SET PROBLEM >> Wherever the word "Free" appears in a line, copy that line.

···

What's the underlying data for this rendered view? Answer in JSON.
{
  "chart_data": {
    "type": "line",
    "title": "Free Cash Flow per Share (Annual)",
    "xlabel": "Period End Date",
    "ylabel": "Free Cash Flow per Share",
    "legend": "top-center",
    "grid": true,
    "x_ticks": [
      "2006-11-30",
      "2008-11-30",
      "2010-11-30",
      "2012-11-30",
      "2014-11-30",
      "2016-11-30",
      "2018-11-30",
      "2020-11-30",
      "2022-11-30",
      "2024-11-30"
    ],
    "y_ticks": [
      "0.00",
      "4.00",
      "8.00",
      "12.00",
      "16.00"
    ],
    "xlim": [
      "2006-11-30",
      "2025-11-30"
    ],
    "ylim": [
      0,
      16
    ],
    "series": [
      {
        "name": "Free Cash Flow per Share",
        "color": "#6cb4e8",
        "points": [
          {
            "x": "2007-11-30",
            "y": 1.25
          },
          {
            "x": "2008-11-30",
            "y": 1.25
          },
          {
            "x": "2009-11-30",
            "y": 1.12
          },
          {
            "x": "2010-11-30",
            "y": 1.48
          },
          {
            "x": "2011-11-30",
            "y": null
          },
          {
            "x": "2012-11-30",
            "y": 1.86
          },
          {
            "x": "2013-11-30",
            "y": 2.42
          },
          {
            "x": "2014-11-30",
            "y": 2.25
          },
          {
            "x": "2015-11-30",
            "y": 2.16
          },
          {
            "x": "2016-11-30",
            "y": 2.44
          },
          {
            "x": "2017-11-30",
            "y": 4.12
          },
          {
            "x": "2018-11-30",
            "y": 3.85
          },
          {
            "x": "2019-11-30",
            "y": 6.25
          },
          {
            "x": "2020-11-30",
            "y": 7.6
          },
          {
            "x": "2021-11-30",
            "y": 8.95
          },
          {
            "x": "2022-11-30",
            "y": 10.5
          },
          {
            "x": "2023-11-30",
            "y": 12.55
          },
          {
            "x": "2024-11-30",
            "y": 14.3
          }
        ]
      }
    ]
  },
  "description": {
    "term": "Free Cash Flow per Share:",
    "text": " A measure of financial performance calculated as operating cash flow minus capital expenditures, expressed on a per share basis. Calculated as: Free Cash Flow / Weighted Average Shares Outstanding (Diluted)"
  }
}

···

EXERCISE SOLUTION >>
    "title": "Free Cash Flow per Share (Annual)",
    "ylabel": "Free Cash Flow per Share",
        "name": "Free Cash Flow per Share",
    "term": "Free Cash Flow per Share:",
    "text": " A measure of financial performance calculated as operating cash flow minus capital expenditures, expressed on a per share basis. Calculated as: Free Cash Flow / Weighted Average Shares Outstanding (Diluted)"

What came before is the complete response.